## Stated exercise
In the following material, identify every line holding the string "FIFA" and return it.

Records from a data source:
========================

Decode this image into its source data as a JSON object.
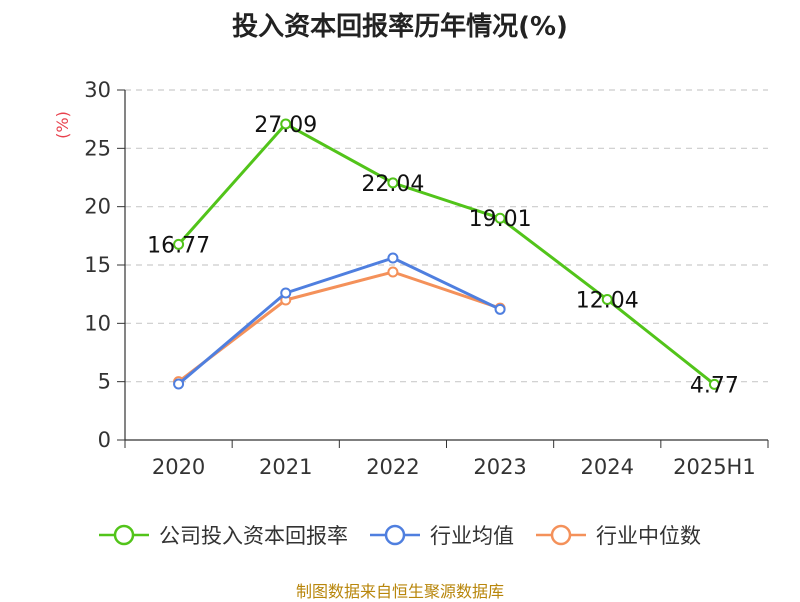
{
  "chart_data": {
    "type": "line",
    "title": "投入资本回报率历年情况(%)",
    "ylabel": "(%)",
    "xlabel": "",
    "categories": [
      "2020",
      "2021",
      "2022",
      "2023",
      "2024",
      "2025H1"
    ],
    "ylim": [
      0,
      30
    ],
    "yticks": [
      0,
      5,
      10,
      15,
      20,
      25,
      30
    ],
    "grid": true,
    "legend_position": "bottom",
    "series": [
      {
        "name": "公司投入资本回报率",
        "color": "#52c41a",
        "values": [
          16.77,
          27.09,
          22.04,
          19.01,
          12.04,
          4.77
        ],
        "labels": [
          "16.77",
          "27.09",
          "22.04",
          "19.01",
          "12.04",
          "4.77"
        ]
      },
      {
        "name": "行业均值",
        "color": "#4f7fdf",
        "values": [
          4.8,
          12.6,
          15.6,
          11.2,
          null,
          null
        ]
      },
      {
        "name": "行业中位数",
        "color": "#f4915a",
        "values": [
          5.0,
          12.0,
          14.4,
          11.3,
          null,
          null
        ]
      }
    ]
  },
  "source_text": "制图数据来自恒生聚源数据库"
}
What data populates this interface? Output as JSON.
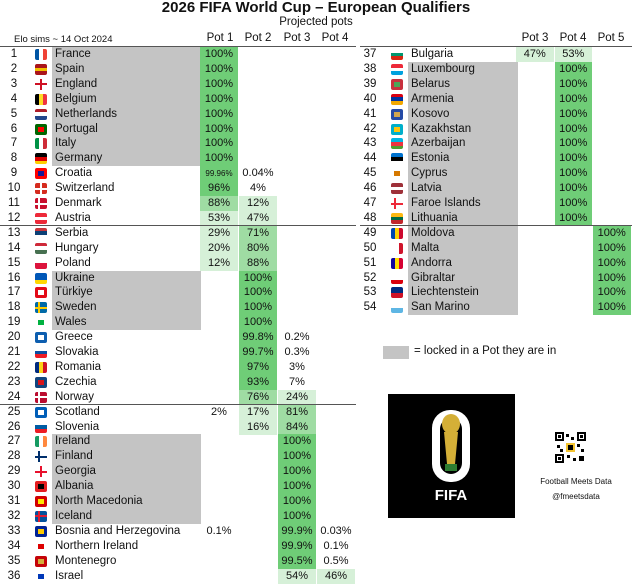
{
  "chart_data": {
    "type": "table",
    "title": "2026 FIFA World Cup – European Qualifiers",
    "subtitle": "Projected pots",
    "note": "Elo sims ~ 14 Oct 2024",
    "columns_left": [
      "Pot 1",
      "Pot 2",
      "Pot 3",
      "Pot 4"
    ],
    "columns_right": [
      "Pot 3",
      "Pot 4",
      "Pot 5"
    ],
    "legend": "= locked in a Pot they are in",
    "colors": {
      "strong": "#6fcd77",
      "mid": "#9fdca3",
      "light": "#d6f0d8",
      "locked": "#c4c4c4",
      "line": "#555555"
    },
    "left_rows": [
      {
        "rank": "1",
        "team": "France",
        "locked": true,
        "flag": "fr",
        "cells": [
          "100%",
          "",
          "",
          ""
        ]
      },
      {
        "rank": "2",
        "team": "Spain",
        "locked": true,
        "flag": "es",
        "cells": [
          "100%",
          "",
          "",
          ""
        ]
      },
      {
        "rank": "3",
        "team": "England",
        "locked": true,
        "flag": "en",
        "cells": [
          "100%",
          "",
          "",
          ""
        ]
      },
      {
        "rank": "4",
        "team": "Belgium",
        "locked": true,
        "flag": "be",
        "cells": [
          "100%",
          "",
          "",
          ""
        ]
      },
      {
        "rank": "5",
        "team": "Netherlands",
        "locked": true,
        "flag": "nl",
        "cells": [
          "100%",
          "",
          "",
          ""
        ]
      },
      {
        "rank": "6",
        "team": "Portugal",
        "locked": true,
        "flag": "pt",
        "cells": [
          "100%",
          "",
          "",
          ""
        ]
      },
      {
        "rank": "7",
        "team": "Italy",
        "locked": true,
        "flag": "it",
        "cells": [
          "100%",
          "",
          "",
          ""
        ]
      },
      {
        "rank": "8",
        "team": "Germany",
        "locked": true,
        "flag": "de",
        "cells": [
          "100%",
          "",
          "",
          ""
        ]
      },
      {
        "rank": "9",
        "team": "Croatia",
        "locked": false,
        "flag": "hr",
        "cells": [
          "99.96%",
          "0.04%",
          "",
          ""
        ]
      },
      {
        "rank": "10",
        "team": "Switzerland",
        "locked": false,
        "flag": "ch",
        "cells": [
          "96%",
          "4%",
          "",
          ""
        ]
      },
      {
        "rank": "11",
        "team": "Denmark",
        "locked": false,
        "flag": "dk",
        "cells": [
          "88%",
          "12%",
          "",
          ""
        ]
      },
      {
        "rank": "12",
        "team": "Austria",
        "locked": false,
        "flag": "at",
        "cells": [
          "53%",
          "47%",
          "",
          ""
        ]
      },
      {
        "rank": "13",
        "team": "Serbia",
        "locked": false,
        "flag": "rs",
        "cells": [
          "29%",
          "71%",
          "",
          ""
        ]
      },
      {
        "rank": "14",
        "team": "Hungary",
        "locked": false,
        "flag": "hu",
        "cells": [
          "20%",
          "80%",
          "",
          ""
        ]
      },
      {
        "rank": "15",
        "team": "Poland",
        "locked": false,
        "flag": "pl",
        "cells": [
          "12%",
          "88%",
          "",
          ""
        ]
      },
      {
        "rank": "16",
        "team": "Ukraine",
        "locked": true,
        "flag": "ua",
        "cells": [
          "",
          "100%",
          "",
          ""
        ]
      },
      {
        "rank": "17",
        "team": "Türkiye",
        "locked": true,
        "flag": "tr",
        "cells": [
          "",
          "100%",
          "",
          ""
        ]
      },
      {
        "rank": "18",
        "team": "Sweden",
        "locked": true,
        "flag": "se",
        "cells": [
          "",
          "100%",
          "",
          ""
        ]
      },
      {
        "rank": "19",
        "team": "Wales",
        "locked": true,
        "flag": "wa",
        "cells": [
          "",
          "100%",
          "",
          ""
        ]
      },
      {
        "rank": "20",
        "team": "Greece",
        "locked": false,
        "flag": "gr",
        "cells": [
          "",
          "99.8%",
          "0.2%",
          ""
        ]
      },
      {
        "rank": "21",
        "team": "Slovakia",
        "locked": false,
        "flag": "sk",
        "cells": [
          "",
          "99.7%",
          "0.3%",
          ""
        ]
      },
      {
        "rank": "22",
        "team": "Romania",
        "locked": false,
        "flag": "ro",
        "cells": [
          "",
          "97%",
          "3%",
          ""
        ]
      },
      {
        "rank": "23",
        "team": "Czechia",
        "locked": false,
        "flag": "cz",
        "cells": [
          "",
          "93%",
          "7%",
          ""
        ]
      },
      {
        "rank": "24",
        "team": "Norway",
        "locked": false,
        "flag": "no",
        "cells": [
          "",
          "76%",
          "24%",
          ""
        ]
      },
      {
        "rank": "25",
        "team": "Scotland",
        "locked": false,
        "flag": "sc",
        "cells": [
          "2%",
          "17%",
          "81%",
          ""
        ]
      },
      {
        "rank": "26",
        "team": "Slovenia",
        "locked": false,
        "flag": "si",
        "cells": [
          "",
          "16%",
          "84%",
          ""
        ]
      },
      {
        "rank": "27",
        "team": "Ireland",
        "locked": true,
        "flag": "ie",
        "cells": [
          "",
          "",
          "100%",
          ""
        ]
      },
      {
        "rank": "28",
        "team": "Finland",
        "locked": true,
        "flag": "fi",
        "cells": [
          "",
          "",
          "100%",
          ""
        ]
      },
      {
        "rank": "29",
        "team": "Georgia",
        "locked": true,
        "flag": "ge",
        "cells": [
          "",
          "",
          "100%",
          ""
        ]
      },
      {
        "rank": "30",
        "team": "Albania",
        "locked": true,
        "flag": "al",
        "cells": [
          "",
          "",
          "100%",
          ""
        ]
      },
      {
        "rank": "31",
        "team": "North Macedonia",
        "locked": true,
        "flag": "mk",
        "cells": [
          "",
          "",
          "100%",
          ""
        ]
      },
      {
        "rank": "32",
        "team": "Iceland",
        "locked": true,
        "flag": "is",
        "cells": [
          "",
          "",
          "100%",
          ""
        ]
      },
      {
        "rank": "33",
        "team": "Bosnia and Herzegovina",
        "locked": false,
        "flag": "ba",
        "cells": [
          "0.1%",
          "",
          "99.9%",
          "0.03%"
        ]
      },
      {
        "rank": "34",
        "team": "Northern Ireland",
        "locked": false,
        "flag": "ni",
        "cells": [
          "",
          "",
          "99.9%",
          "0.1%"
        ]
      },
      {
        "rank": "35",
        "team": "Montenegro",
        "locked": false,
        "flag": "me",
        "cells": [
          "",
          "",
          "99.5%",
          "0.5%"
        ]
      },
      {
        "rank": "36",
        "team": "Israel",
        "locked": false,
        "flag": "il",
        "cells": [
          "",
          "",
          "54%",
          "46%"
        ]
      }
    ],
    "right_rows": [
      {
        "rank": "37",
        "team": "Bulgaria",
        "locked": false,
        "flag": "bg",
        "cells": [
          "47%",
          "53%",
          ""
        ]
      },
      {
        "rank": "38",
        "team": "Luxembourg",
        "locked": true,
        "flag": "lu",
        "cells": [
          "",
          "100%",
          ""
        ]
      },
      {
        "rank": "39",
        "team": "Belarus",
        "locked": true,
        "flag": "by",
        "cells": [
          "",
          "100%",
          ""
        ]
      },
      {
        "rank": "40",
        "team": "Armenia",
        "locked": true,
        "flag": "am",
        "cells": [
          "",
          "100%",
          ""
        ]
      },
      {
        "rank": "41",
        "team": "Kosovo",
        "locked": true,
        "flag": "xk",
        "cells": [
          "",
          "100%",
          ""
        ]
      },
      {
        "rank": "42",
        "team": "Kazakhstan",
        "locked": true,
        "flag": "kz",
        "cells": [
          "",
          "100%",
          ""
        ]
      },
      {
        "rank": "43",
        "team": "Azerbaijan",
        "locked": true,
        "flag": "az",
        "cells": [
          "",
          "100%",
          ""
        ]
      },
      {
        "rank": "44",
        "team": "Estonia",
        "locked": true,
        "flag": "ee",
        "cells": [
          "",
          "100%",
          ""
        ]
      },
      {
        "rank": "45",
        "team": "Cyprus",
        "locked": true,
        "flag": "cy",
        "cells": [
          "",
          "100%",
          ""
        ]
      },
      {
        "rank": "46",
        "team": "Latvia",
        "locked": true,
        "flag": "lv",
        "cells": [
          "",
          "100%",
          ""
        ]
      },
      {
        "rank": "47",
        "team": "Faroe Islands",
        "locked": true,
        "flag": "fo",
        "cells": [
          "",
          "100%",
          ""
        ]
      },
      {
        "rank": "48",
        "team": "Lithuania",
        "locked": true,
        "flag": "lt",
        "cells": [
          "",
          "100%",
          ""
        ]
      },
      {
        "rank": "49",
        "team": "Moldova",
        "locked": true,
        "flag": "md",
        "cells": [
          "",
          "",
          "100%"
        ]
      },
      {
        "rank": "50",
        "team": "Malta",
        "locked": true,
        "flag": "mt",
        "cells": [
          "",
          "",
          "100%"
        ]
      },
      {
        "rank": "51",
        "team": "Andorra",
        "locked": true,
        "flag": "ad",
        "cells": [
          "",
          "",
          "100%"
        ]
      },
      {
        "rank": "52",
        "team": "Gibraltar",
        "locked": true,
        "flag": "gi",
        "cells": [
          "",
          "",
          "100%"
        ]
      },
      {
        "rank": "53",
        "team": "Liechtenstein",
        "locked": true,
        "flag": "li",
        "cells": [
          "",
          "",
          "100%"
        ]
      },
      {
        "rank": "54",
        "team": "San Marino",
        "locked": true,
        "flag": "sm",
        "cells": [
          "",
          "",
          "100%"
        ]
      }
    ]
  },
  "branding": {
    "logo_text": "FIFA",
    "credit_name": "Football Meets Data",
    "credit_handle": "@fmeetsdata"
  }
}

========================

## Result of the task
    "title": "2026 FIFA World Cup – European Qualifiers",
    "logo_text": "FIFA",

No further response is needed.